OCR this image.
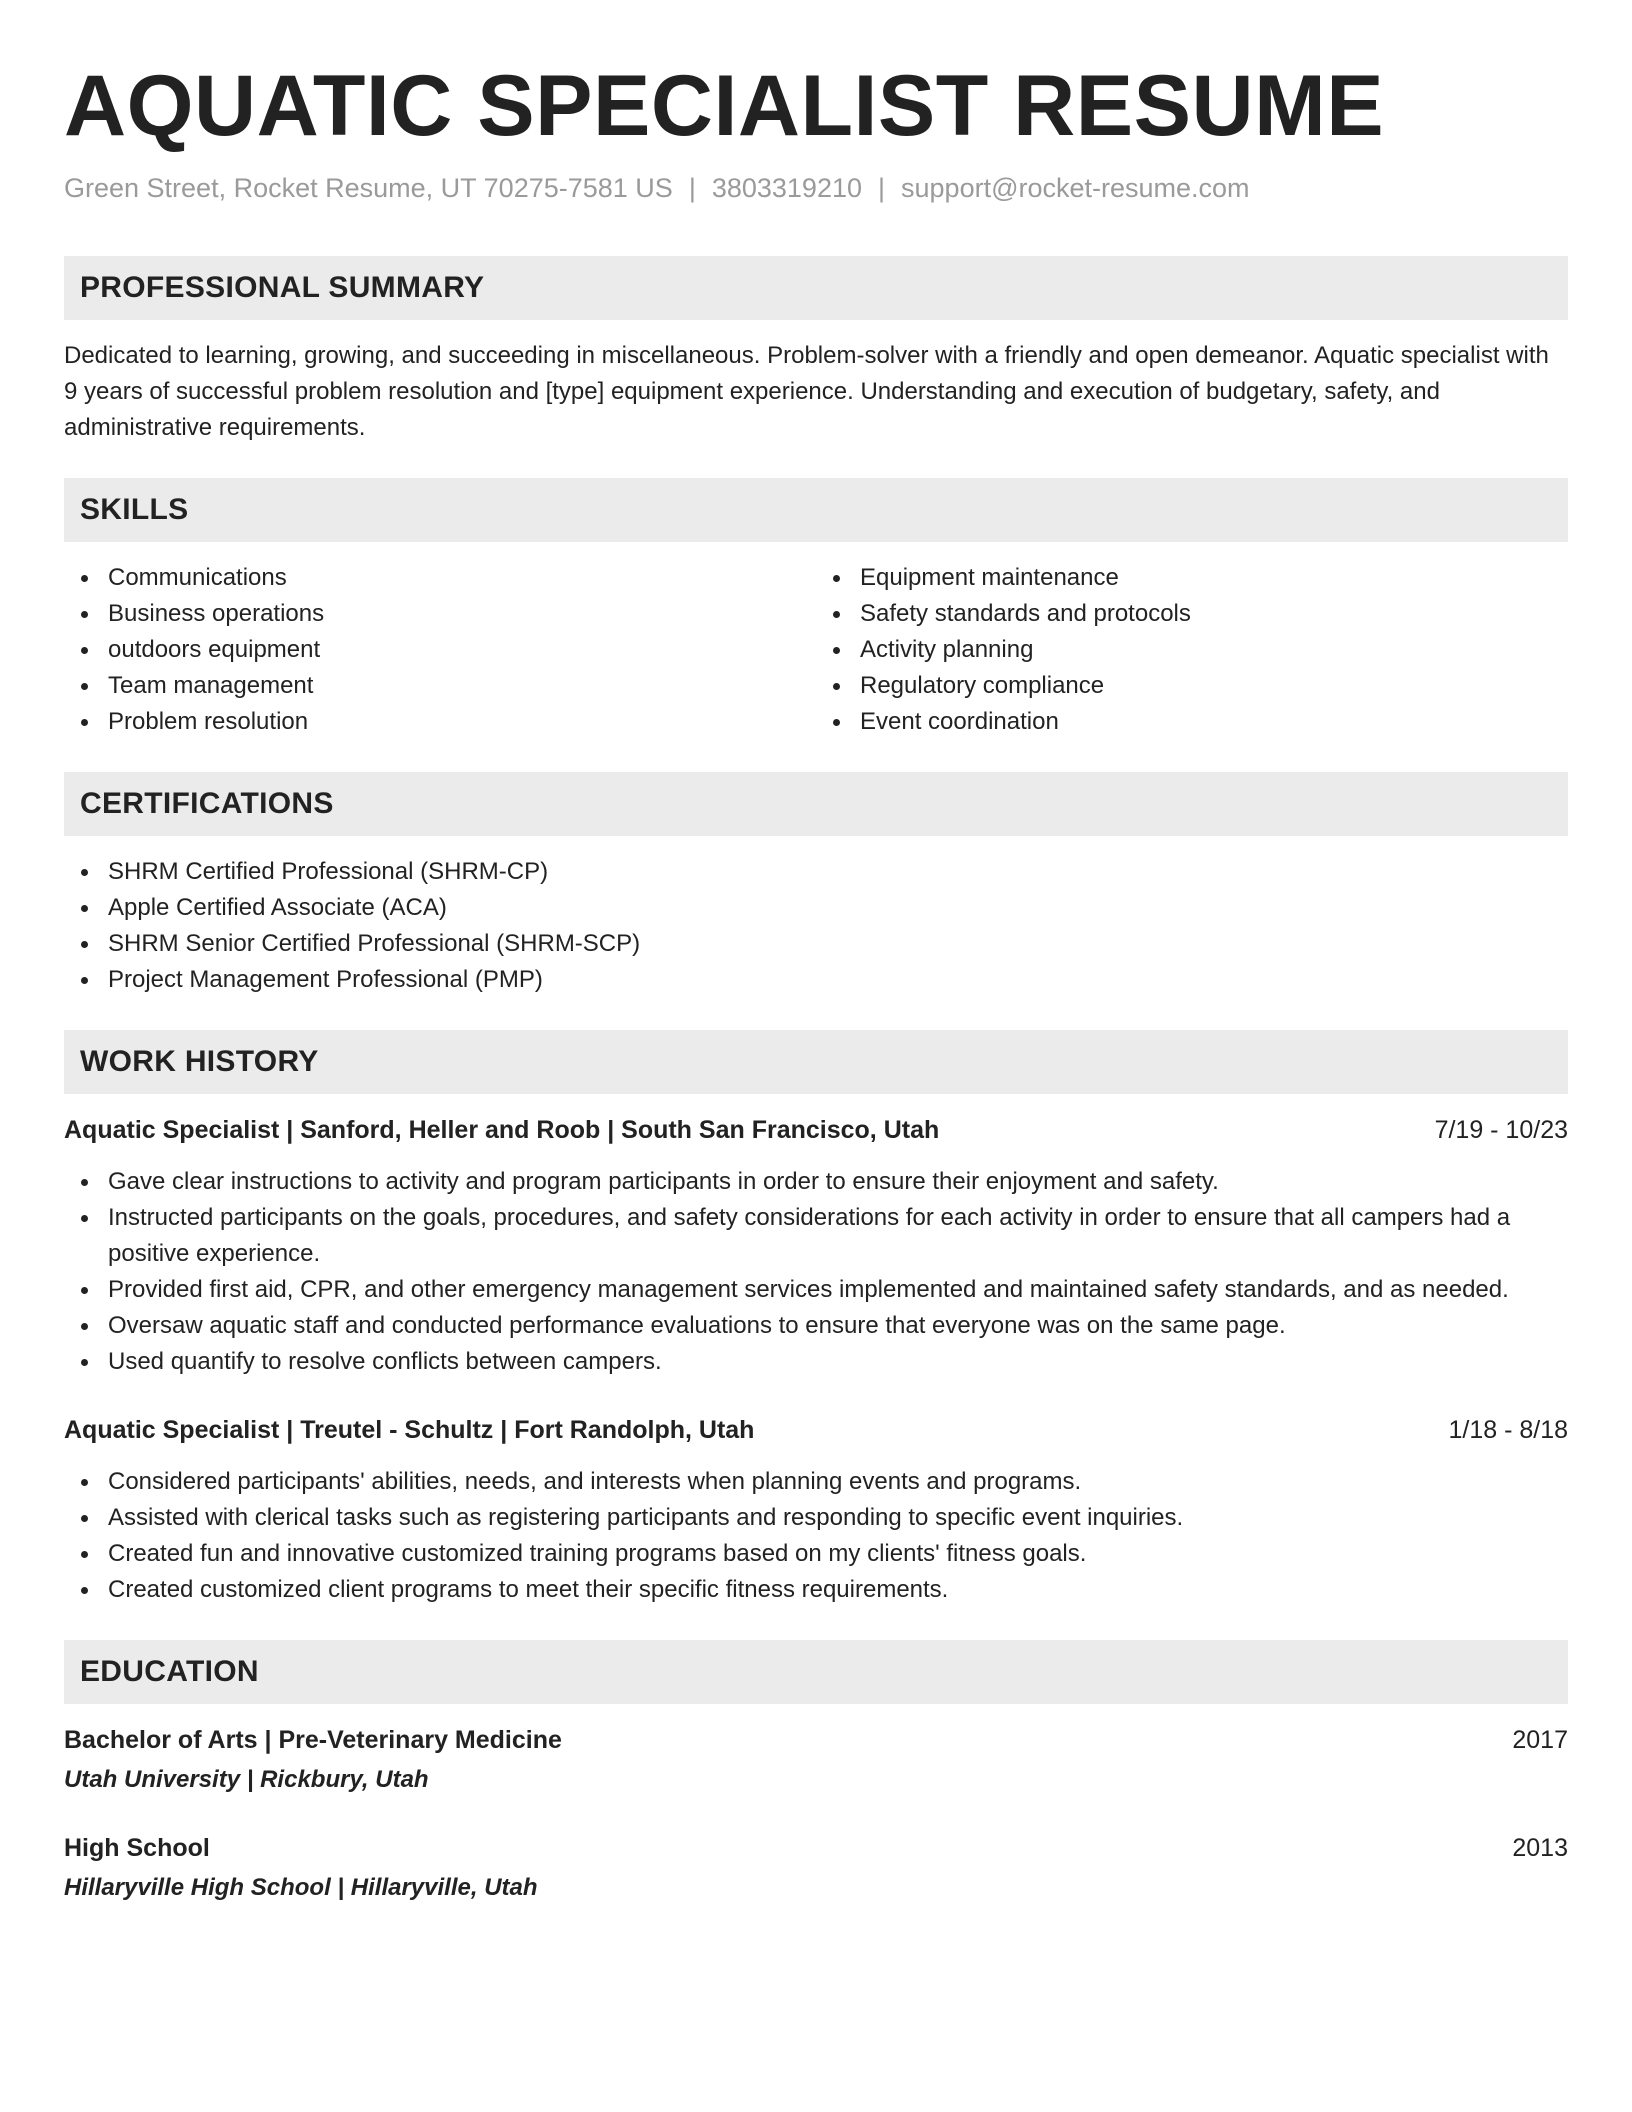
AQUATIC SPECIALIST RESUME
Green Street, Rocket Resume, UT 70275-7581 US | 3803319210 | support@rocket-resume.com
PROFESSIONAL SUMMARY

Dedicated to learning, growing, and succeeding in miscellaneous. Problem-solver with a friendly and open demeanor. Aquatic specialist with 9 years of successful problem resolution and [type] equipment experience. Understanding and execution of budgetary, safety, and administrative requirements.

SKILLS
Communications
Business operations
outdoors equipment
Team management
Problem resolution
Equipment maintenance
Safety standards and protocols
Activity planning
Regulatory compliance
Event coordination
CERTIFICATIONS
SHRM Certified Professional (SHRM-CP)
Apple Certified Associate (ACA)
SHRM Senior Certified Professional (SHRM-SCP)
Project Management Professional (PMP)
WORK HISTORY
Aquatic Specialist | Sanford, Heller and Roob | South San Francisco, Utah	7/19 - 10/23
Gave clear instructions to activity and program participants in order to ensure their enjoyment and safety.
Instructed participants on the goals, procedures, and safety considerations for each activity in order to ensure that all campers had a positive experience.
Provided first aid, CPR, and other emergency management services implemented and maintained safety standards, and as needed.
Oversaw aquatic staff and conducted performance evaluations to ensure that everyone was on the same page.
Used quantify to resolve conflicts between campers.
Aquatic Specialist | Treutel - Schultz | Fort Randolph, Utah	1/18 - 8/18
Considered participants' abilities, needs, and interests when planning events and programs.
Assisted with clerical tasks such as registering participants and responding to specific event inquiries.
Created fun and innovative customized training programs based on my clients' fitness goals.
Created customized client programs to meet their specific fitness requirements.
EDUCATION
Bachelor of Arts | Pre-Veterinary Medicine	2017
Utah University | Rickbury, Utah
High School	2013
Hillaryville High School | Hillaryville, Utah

#### EXERCISE
Identify and extract each line of the listing that contains "order".

#### EXERCISE RESPONSE
Gave clear instructions to activity and program participants in order to ensure their enjoyment and safety.
Instructed participants on the goals, procedures, and safety considerations for each activity in order to ensure that all campers had a positive experience.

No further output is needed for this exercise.